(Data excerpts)

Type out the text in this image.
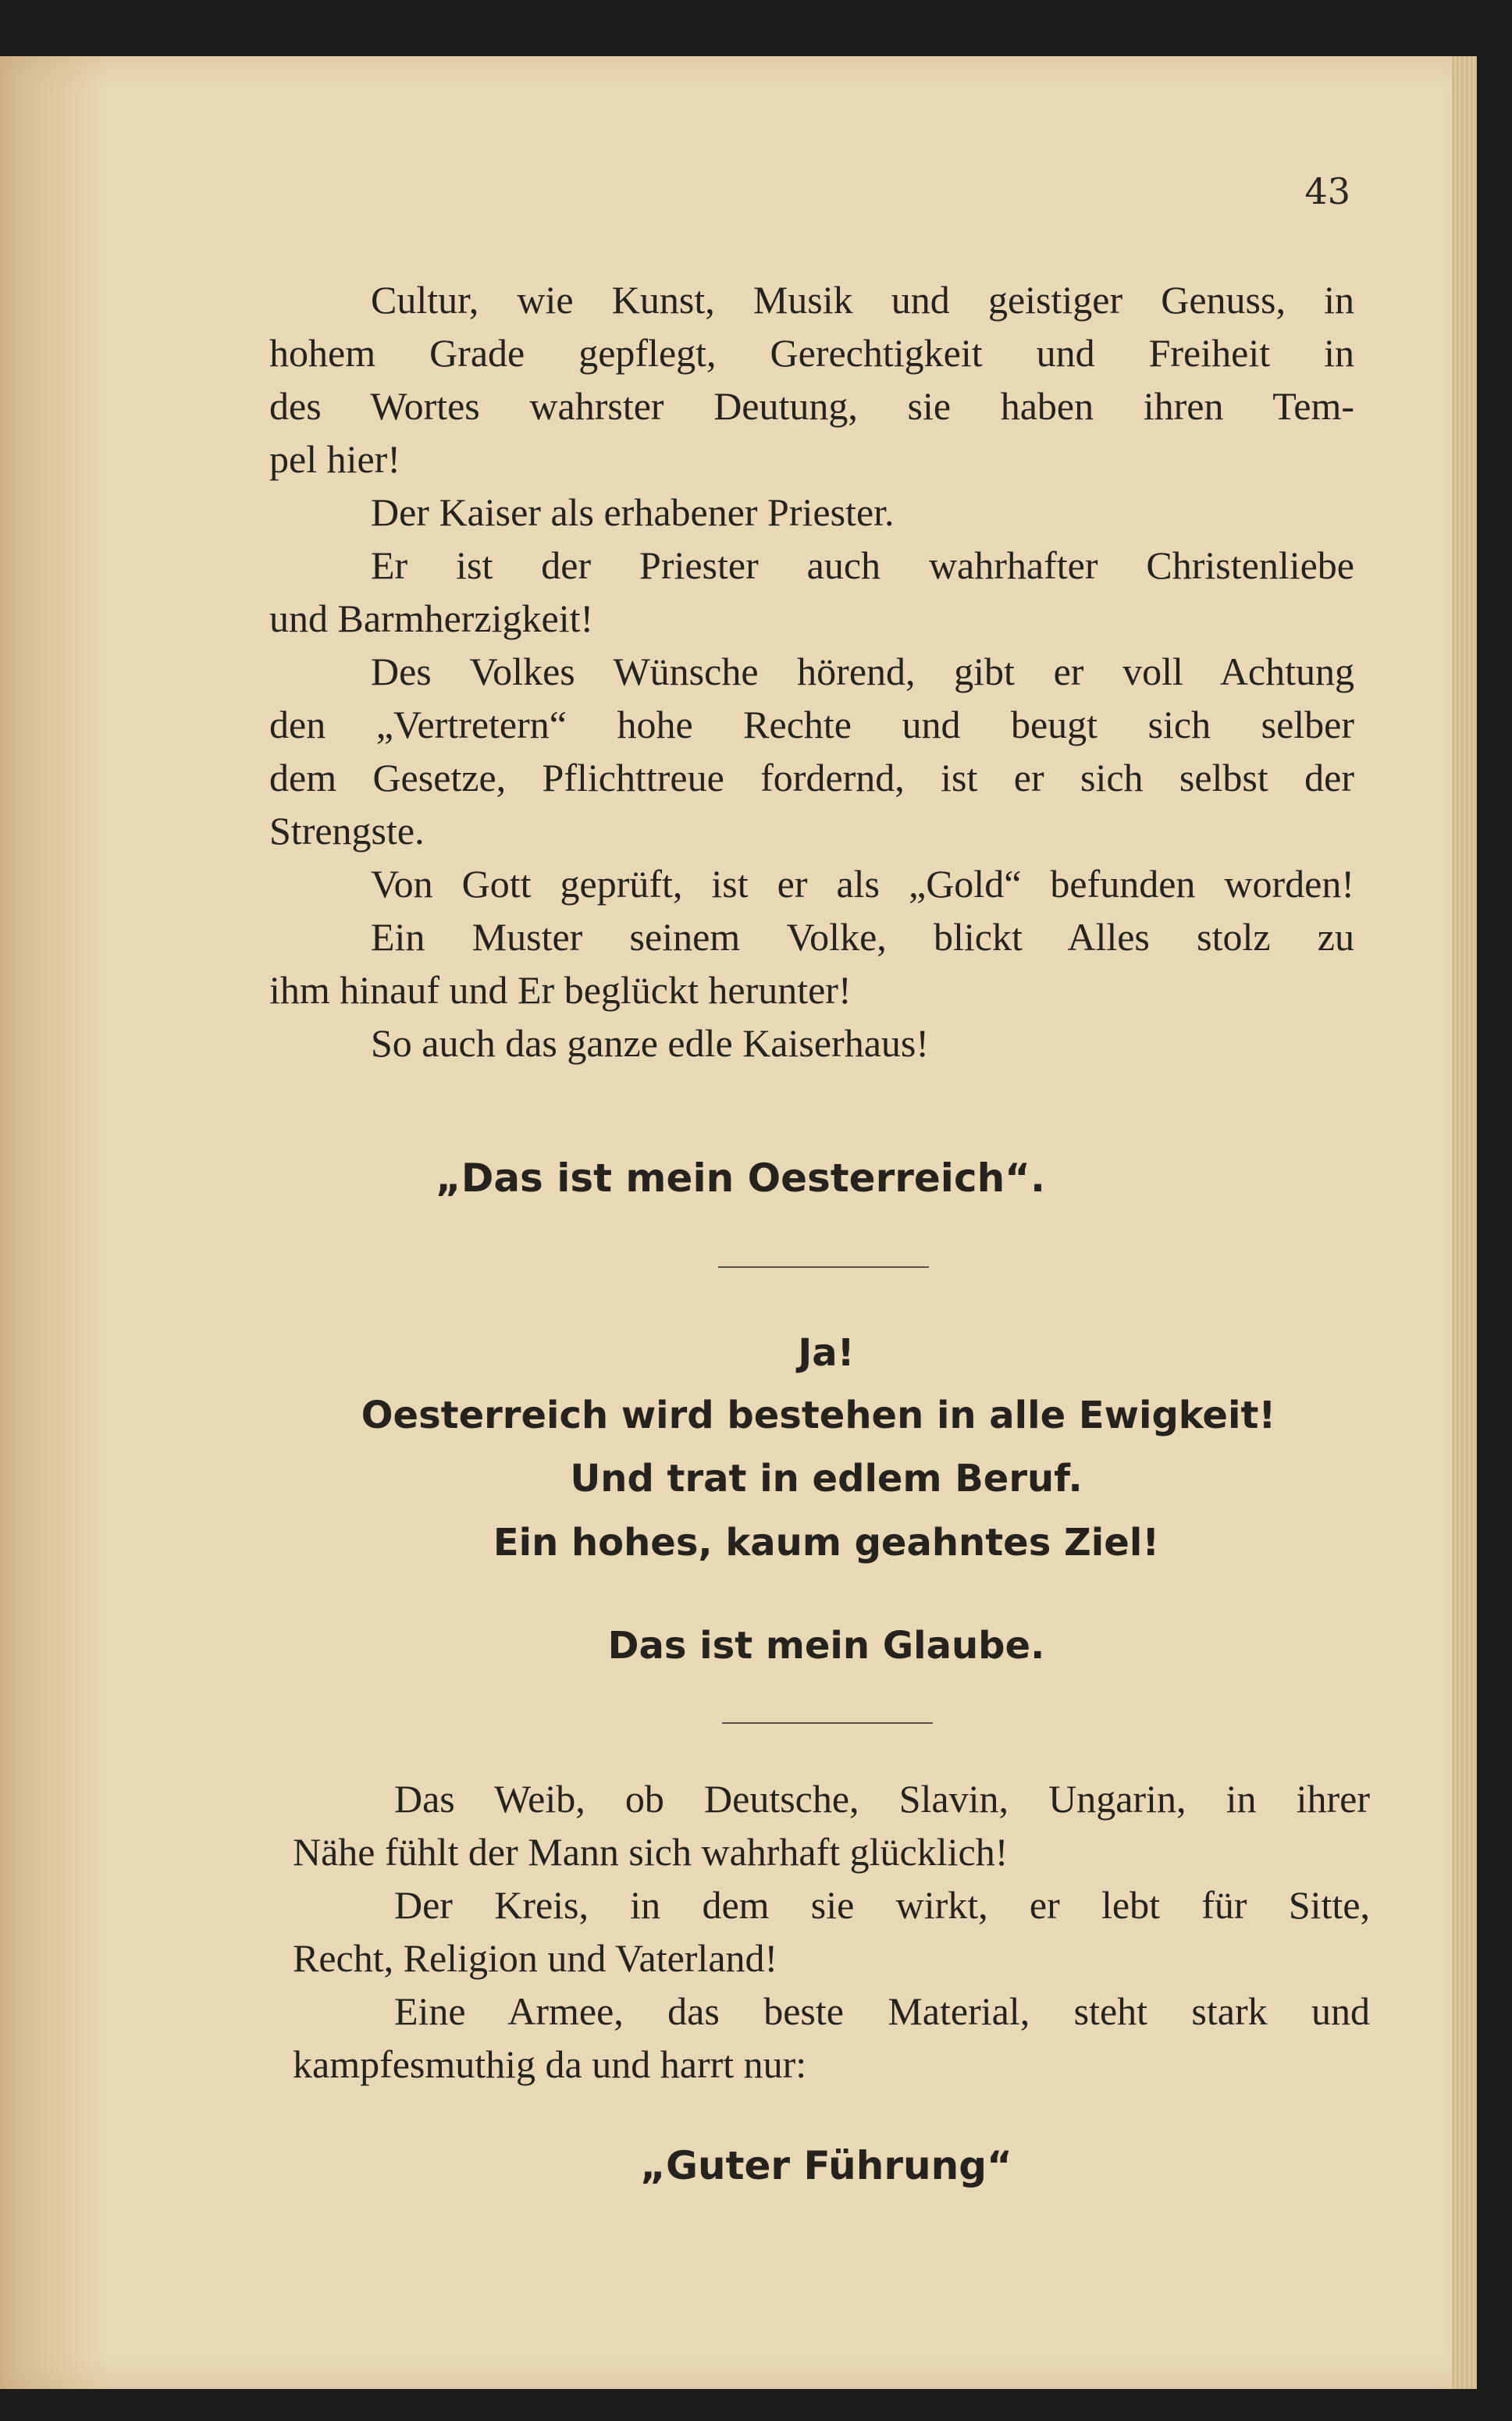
43
Cultur, wie Kunst, Musik und geistiger Genuss, in
hohem Grade gepflegt, Gerechtigkeit und Freiheit in
des Wortes wahrster Deutung, sie haben ihren Tem-
pel hier!
Der Kaiser als erhabener Priester.
Er ist der Priester auch wahrhafter Christenliebe
und Barmherzigkeit!
Des Volkes Wünsche hörend, gibt er voll Achtung
den „Vertretern“ hohe Rechte und beugt sich selber
dem Gesetze, Pflichttreue fordernd, ist er sich selbst der
Strengste.
Von Gott geprüft, ist er als „Gold“ befunden worden!
Ein Muster seinem Volke, blickt Alles stolz zu
ihm hinauf und Er beglückt herunter!
So auch das ganze edle Kaiserhaus!
„Das ist mein Oesterreich“.
Ja!
Oesterreich wird bestehen in alle Ewigkeit!
Und trat in edlem Beruf.
Ein hohes, kaum geahntes Ziel!
Das ist mein Glaube.
Das Weib, ob Deutsche, Slavin, Ungarin, in ihrer
Nähe fühlt der Mann sich wahrhaft glücklich!
Der Kreis, in dem sie wirkt, er lebt für Sitte,
Recht, Religion und Vaterland!
Eine Armee, das beste Material, steht stark und
kampfesmuthig da und harrt nur:
„Guter Führung“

▶ What you need to do
Return all lines with the word "sich" in them.

▶ The result
den „Vertretern“ hohe Rechte und beugt sich selber
dem Gesetze, Pflichttreue fordernd, ist er sich selbst der
Nähe fühlt der Mann sich wahrhaft glücklich!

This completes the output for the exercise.